Some records
# # # #

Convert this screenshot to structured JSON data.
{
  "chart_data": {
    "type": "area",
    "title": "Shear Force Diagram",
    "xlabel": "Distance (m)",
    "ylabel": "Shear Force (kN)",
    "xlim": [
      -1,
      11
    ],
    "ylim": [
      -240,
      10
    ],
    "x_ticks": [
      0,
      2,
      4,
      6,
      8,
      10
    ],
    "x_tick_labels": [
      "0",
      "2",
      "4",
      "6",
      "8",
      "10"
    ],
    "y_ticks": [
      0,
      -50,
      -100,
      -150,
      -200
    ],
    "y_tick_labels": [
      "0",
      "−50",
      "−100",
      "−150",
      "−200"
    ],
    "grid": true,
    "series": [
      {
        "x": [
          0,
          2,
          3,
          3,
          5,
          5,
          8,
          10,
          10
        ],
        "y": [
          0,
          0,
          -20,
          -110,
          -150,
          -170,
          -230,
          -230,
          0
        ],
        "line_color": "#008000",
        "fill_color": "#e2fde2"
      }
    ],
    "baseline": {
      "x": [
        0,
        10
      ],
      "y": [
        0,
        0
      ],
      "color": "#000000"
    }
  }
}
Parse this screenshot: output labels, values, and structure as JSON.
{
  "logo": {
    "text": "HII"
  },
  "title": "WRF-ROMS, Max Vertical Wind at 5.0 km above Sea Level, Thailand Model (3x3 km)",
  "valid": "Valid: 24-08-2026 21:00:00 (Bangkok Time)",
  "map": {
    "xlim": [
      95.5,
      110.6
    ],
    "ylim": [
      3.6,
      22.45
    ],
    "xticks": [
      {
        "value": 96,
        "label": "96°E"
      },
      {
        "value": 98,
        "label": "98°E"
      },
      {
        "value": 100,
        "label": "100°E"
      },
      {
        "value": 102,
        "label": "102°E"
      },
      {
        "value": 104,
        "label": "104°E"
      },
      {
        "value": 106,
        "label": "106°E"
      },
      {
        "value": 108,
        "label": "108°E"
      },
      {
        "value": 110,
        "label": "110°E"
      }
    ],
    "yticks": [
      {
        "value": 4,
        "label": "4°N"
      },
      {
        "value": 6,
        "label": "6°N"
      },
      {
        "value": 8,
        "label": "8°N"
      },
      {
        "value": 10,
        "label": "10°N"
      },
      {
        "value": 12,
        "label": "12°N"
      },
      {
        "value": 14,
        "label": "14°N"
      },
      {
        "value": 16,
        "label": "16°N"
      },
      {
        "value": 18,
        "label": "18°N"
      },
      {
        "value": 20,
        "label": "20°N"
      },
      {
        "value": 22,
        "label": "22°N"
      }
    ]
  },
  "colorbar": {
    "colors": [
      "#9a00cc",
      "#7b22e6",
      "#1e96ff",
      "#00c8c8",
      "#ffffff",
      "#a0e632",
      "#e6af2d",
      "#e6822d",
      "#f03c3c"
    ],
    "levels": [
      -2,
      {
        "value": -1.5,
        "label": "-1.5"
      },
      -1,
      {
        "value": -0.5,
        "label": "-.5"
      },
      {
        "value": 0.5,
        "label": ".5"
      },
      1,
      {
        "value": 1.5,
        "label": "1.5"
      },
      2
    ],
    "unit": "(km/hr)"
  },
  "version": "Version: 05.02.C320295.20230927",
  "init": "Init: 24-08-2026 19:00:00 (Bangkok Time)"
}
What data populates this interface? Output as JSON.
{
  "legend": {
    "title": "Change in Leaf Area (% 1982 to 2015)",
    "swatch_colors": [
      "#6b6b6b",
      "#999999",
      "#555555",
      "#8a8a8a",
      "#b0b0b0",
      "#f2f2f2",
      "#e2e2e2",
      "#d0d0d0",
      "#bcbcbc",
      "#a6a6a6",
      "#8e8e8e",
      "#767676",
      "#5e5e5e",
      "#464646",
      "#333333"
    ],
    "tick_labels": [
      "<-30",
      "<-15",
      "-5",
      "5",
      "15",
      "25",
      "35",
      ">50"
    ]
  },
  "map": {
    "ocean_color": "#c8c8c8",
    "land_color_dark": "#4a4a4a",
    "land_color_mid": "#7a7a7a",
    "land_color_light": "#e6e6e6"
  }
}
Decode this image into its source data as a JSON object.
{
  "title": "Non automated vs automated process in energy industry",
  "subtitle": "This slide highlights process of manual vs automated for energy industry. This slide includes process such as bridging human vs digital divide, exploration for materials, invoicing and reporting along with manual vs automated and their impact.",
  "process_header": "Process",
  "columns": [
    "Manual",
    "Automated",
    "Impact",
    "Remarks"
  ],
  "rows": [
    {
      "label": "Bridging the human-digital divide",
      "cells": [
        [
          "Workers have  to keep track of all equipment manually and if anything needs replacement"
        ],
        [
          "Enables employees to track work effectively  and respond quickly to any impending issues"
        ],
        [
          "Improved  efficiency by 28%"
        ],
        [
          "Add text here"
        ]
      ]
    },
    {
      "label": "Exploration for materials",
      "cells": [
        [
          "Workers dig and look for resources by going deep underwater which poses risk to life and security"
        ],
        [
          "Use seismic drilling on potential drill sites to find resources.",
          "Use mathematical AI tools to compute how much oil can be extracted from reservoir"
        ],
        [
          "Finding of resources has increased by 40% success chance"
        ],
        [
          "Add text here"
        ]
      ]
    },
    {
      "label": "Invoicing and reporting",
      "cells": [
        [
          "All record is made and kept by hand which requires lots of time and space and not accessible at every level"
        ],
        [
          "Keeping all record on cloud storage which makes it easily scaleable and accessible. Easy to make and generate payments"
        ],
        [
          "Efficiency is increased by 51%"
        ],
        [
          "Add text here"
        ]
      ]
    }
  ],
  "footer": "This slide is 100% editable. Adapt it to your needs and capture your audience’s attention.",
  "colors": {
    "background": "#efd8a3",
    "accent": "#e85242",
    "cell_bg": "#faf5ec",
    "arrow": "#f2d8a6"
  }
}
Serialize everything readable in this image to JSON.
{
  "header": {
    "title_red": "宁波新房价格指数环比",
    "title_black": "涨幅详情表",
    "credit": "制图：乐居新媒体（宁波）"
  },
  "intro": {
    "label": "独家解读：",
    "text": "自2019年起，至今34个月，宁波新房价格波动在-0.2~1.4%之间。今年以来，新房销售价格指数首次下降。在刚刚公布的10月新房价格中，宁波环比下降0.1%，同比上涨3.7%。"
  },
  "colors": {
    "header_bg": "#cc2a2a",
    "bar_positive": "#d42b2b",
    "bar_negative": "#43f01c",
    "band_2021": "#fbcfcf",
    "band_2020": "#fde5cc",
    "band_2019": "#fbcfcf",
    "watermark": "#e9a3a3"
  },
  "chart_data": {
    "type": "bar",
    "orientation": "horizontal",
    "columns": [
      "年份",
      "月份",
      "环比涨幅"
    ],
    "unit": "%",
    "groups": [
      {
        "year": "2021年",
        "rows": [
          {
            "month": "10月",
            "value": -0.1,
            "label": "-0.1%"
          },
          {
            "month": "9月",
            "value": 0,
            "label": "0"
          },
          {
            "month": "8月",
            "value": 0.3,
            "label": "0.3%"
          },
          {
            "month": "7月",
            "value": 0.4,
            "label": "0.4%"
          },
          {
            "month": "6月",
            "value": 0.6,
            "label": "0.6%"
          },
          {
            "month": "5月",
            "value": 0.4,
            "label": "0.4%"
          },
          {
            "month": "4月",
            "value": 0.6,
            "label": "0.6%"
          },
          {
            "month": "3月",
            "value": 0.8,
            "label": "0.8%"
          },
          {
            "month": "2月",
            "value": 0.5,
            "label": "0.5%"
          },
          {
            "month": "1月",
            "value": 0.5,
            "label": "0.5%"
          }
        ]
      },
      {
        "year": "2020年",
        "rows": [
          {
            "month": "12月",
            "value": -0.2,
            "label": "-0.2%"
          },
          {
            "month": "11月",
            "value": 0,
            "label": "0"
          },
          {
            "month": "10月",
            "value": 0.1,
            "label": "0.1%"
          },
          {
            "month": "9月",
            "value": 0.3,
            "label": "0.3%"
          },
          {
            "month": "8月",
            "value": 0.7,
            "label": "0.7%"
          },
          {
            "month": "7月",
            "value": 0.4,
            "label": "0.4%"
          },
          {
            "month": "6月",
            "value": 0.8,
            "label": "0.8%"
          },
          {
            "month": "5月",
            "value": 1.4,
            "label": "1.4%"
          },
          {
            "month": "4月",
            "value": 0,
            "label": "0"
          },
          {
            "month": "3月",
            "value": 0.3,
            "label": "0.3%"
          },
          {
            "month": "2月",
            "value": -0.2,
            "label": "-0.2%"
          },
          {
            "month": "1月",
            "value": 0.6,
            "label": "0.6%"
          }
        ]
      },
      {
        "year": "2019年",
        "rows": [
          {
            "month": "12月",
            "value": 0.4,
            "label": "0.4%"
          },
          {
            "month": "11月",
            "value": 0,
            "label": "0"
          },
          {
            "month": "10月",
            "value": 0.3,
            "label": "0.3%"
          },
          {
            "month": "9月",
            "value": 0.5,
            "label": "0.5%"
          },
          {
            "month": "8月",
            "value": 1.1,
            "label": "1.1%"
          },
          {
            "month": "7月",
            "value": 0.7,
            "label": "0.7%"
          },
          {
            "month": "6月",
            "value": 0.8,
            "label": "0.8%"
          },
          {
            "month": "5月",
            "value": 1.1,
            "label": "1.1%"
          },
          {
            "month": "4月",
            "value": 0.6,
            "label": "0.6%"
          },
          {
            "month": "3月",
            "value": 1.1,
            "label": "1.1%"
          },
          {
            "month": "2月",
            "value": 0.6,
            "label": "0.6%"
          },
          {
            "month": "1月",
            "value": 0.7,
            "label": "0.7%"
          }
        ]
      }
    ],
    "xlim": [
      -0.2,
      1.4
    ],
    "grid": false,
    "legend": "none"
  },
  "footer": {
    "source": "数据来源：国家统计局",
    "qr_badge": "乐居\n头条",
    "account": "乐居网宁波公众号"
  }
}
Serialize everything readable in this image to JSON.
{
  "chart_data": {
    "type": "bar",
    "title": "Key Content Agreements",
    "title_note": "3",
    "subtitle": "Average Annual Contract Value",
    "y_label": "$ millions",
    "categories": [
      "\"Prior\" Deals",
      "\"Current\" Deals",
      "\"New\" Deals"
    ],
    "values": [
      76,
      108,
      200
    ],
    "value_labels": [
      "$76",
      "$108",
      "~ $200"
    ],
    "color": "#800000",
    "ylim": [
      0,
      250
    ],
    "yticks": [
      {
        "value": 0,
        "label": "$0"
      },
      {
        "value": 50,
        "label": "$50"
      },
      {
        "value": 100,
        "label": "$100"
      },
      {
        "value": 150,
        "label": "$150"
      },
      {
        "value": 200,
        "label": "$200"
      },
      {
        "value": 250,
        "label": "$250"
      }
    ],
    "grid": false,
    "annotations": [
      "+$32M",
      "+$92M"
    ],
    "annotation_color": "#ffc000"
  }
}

# # # #

Pick out the lines that include the word "resources" and write them out.

FINAL RESULT
          "Workers dig and look for resources by going deep underwater which poses risk to life and security"
          "Use seismic drilling on potential drill sites to find resources.",
          "Finding of resources has increased by 40% success chance"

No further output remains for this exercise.